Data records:
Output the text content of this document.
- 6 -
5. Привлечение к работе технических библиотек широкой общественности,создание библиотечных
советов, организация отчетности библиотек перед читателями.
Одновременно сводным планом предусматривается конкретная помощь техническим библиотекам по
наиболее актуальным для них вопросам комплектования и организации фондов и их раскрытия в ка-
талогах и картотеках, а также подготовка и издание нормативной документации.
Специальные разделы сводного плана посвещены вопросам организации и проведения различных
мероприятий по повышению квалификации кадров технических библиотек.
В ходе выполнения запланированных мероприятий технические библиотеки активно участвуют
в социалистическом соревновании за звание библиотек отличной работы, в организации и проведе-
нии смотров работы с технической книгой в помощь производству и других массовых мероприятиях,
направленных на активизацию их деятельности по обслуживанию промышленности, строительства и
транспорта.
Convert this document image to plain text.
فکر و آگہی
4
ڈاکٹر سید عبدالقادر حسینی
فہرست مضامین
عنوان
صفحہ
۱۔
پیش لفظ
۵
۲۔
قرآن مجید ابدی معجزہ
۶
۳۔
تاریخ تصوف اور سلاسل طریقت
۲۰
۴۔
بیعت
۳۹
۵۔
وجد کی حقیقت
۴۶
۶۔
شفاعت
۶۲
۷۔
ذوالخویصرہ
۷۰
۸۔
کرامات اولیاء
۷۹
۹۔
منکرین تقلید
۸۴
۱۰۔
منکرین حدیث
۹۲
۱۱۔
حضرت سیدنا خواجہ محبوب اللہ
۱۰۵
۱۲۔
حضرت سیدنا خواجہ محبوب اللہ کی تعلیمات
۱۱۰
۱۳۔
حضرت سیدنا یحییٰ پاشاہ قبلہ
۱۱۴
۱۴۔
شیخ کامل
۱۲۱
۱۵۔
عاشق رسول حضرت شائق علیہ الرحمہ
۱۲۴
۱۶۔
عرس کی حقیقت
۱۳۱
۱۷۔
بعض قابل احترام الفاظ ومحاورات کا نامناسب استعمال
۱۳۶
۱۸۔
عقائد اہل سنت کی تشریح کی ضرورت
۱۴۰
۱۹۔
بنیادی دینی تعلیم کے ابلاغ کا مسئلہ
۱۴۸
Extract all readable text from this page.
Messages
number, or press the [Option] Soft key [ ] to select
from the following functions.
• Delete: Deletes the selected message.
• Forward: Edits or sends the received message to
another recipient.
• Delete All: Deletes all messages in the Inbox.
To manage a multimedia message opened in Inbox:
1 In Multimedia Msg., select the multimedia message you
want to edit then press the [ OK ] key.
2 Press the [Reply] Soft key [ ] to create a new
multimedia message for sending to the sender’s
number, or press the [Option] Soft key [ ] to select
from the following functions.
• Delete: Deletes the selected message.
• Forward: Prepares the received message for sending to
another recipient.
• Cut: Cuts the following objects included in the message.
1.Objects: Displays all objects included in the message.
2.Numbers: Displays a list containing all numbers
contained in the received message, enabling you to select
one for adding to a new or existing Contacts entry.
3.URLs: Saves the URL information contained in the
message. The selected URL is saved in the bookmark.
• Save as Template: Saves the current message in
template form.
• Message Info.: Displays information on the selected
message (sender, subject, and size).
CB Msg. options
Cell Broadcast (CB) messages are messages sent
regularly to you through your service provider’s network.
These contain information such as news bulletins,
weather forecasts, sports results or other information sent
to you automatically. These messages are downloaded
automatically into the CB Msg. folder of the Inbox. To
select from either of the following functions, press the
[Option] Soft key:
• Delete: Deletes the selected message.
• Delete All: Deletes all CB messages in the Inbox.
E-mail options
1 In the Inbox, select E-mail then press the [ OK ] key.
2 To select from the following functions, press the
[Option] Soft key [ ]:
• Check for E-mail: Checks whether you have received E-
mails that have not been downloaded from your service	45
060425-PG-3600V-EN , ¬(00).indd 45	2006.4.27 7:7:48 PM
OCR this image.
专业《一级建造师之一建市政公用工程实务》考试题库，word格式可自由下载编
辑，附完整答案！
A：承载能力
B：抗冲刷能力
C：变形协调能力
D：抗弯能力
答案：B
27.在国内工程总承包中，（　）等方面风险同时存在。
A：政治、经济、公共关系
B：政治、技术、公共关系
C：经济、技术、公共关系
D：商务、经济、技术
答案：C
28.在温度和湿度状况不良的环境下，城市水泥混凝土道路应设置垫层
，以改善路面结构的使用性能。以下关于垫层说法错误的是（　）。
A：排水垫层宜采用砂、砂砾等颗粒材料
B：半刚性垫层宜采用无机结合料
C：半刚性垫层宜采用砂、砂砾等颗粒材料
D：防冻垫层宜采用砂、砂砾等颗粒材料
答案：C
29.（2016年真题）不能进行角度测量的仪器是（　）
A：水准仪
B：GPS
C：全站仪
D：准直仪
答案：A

PROMPT: Exactly reproduce every line of the records.

SOLUTION TO THIS TASK:
Output the text content of this document.
- 6 -
5. Привлечение к работе технических библиотек широкой общественности,создание библиотечных
советов, организация отчетности библиотек перед читателями.
Одновременно сводным планом предусматривается конкретная помощь техническим библиотекам по
наиболее актуальным для них вопросам комплектования и организации фондов и их раскрытия в ка-
талогах и картотеках, а также подготовка и издание нормативной документации.
Специальные разделы сводного плана посвещены вопросам организации и проведения различных
мероприятий по повышению квалификации кадров технических библиотек.
В ходе выполнения запланированных мероприятий технические библиотеки активно участвуют
в социалистическом соревновании за звание библиотек отличной работы, в организации и проведе-
нии смотров работы с технической книгой в помощь производству и других массовых мероприятиях,
направленных на активизацию их деятельности по обслуживанию промышленности, строительства и
транспорта.
Convert this document image to plain text.
فکر و آگہی
4
ڈاکٹر سید عبدالقادر حسینی
فہرست مضامین
عنوان
صفحہ
۱۔
پیش لفظ
۵
۲۔
قرآن مجید ابدی معجزہ
۶
۳۔
تاریخ تصوف اور سلاسل طریقت
۲۰
۴۔
بیعت
۳۹
۵۔
وجد کی حقیقت
۴۶
۶۔
شفاعت
۶۲
۷۔
ذوالخویصرہ
۷۰
۸۔
کرامات اولیاء
۷۹
۹۔
منکرین تقلید
۸۴
۱۰۔
منکرین حدیث
۹۲
۱۱۔
حضرت سیدنا خواجہ محبوب اللہ
۱۰۵
۱۲۔
حضرت سیدنا خواجہ محبوب اللہ کی تعلیمات
۱۱۰
۱۳۔
حضرت سیدنا یحییٰ پاشاہ قبلہ
۱۱۴
۱۴۔
شیخ کامل
۱۲۱
۱۵۔
عاشق رسول حضرت شائق علیہ الرحمہ
۱۲۴
۱۶۔
عرس کی حقیقت
۱۳۱
۱۷۔
بعض قابل احترام الفاظ ومحاورات کا نامناسب استعمال
۱۳۶
۱۸۔
عقائد اہل سنت کی تشریح کی ضرورت
۱۴۰
۱۹۔
بنیادی دینی تعلیم کے ابلاغ کا مسئلہ
۱۴۸
Extract all readable text from this page.
Messages
number, or press the [Option] Soft key [ ] to select
from the following functions.
• Delete: Deletes the selected message.
• Forward: Edits or sends the received message to
another recipient.
• Delete All: Deletes all messages in the Inbox.
To manage a multimedia message opened in Inbox:
1 In Multimedia Msg., select the multimedia message you
want to edit then press the [ OK ] key.
2 Press the [Reply] Soft key [ ] to create a new
multimedia message for sending to the sender’s
number, or press the [Option] Soft key [ ] to select
from the following functions.
• Delete: Deletes the selected message.
• Forward: Prepares the received message for sending to
another recipient.
• Cut: Cuts the following objects included in the message.
1.Objects: Displays all objects included in the message.
2.Numbers: Displays a list containing all numbers
contained in the received message, enabling you to select
one for adding to a new or existing Contacts entry.
3.URLs: Saves the URL information contained in the
message. The selected URL is saved in the bookmark.
• Save as Template: Saves the current message in
template form.
• Message Info.: Displays information on the selected
message (sender, subject, and size).
CB Msg. options
Cell Broadcast (CB) messages are messages sent
regularly to you through your service provider’s network.
These contain information such as news bulletins,
weather forecasts, sports results or other information sent
to you automatically. These messages are downloaded
automatically into the CB Msg. folder of the Inbox. To
select from either of the following functions, press the
[Option] Soft key:
• Delete: Deletes the selected message.
• Delete All: Deletes all CB messages in the Inbox.
E-mail options
1 In the Inbox, select E-mail then press the [ OK ] key.
2 To select from the following functions, press the
[Option] Soft key [ ]:
• Check for E-mail: Checks whether you have received E-
mails that have not been downloaded from your service	45
060425-PG-3600V-EN , ¬(00).indd 45	2006.4.27 7:7:48 PM
OCR this image.
专业《一级建造师之一建市政公用工程实务》考试题库，word格式可自由下载编
辑，附完整答案！
A：承载能力
B：抗冲刷能力
C：变形协调能力
D：抗弯能力
答案：B
27.在国内工程总承包中，（　）等方面风险同时存在。
A：政治、经济、公共关系
B：政治、技术、公共关系
C：经济、技术、公共关系
D：商务、经济、技术
答案：C
28.在温度和湿度状况不良的环境下，城市水泥混凝土道路应设置垫层
，以改善路面结构的使用性能。以下关于垫层说法错误的是（　）。
A：排水垫层宜采用砂、砂砾等颗粒材料
B：半刚性垫层宜采用无机结合料
C：半刚性垫层宜采用砂、砂砾等颗粒材料
D：防冻垫层宜采用砂、砂砾等颗粒材料
答案：C
29.（2016年真题）不能进行角度测量的仪器是（　）
A：水准仪
B：GPS
C：全站仪
D：准直仪
答案：A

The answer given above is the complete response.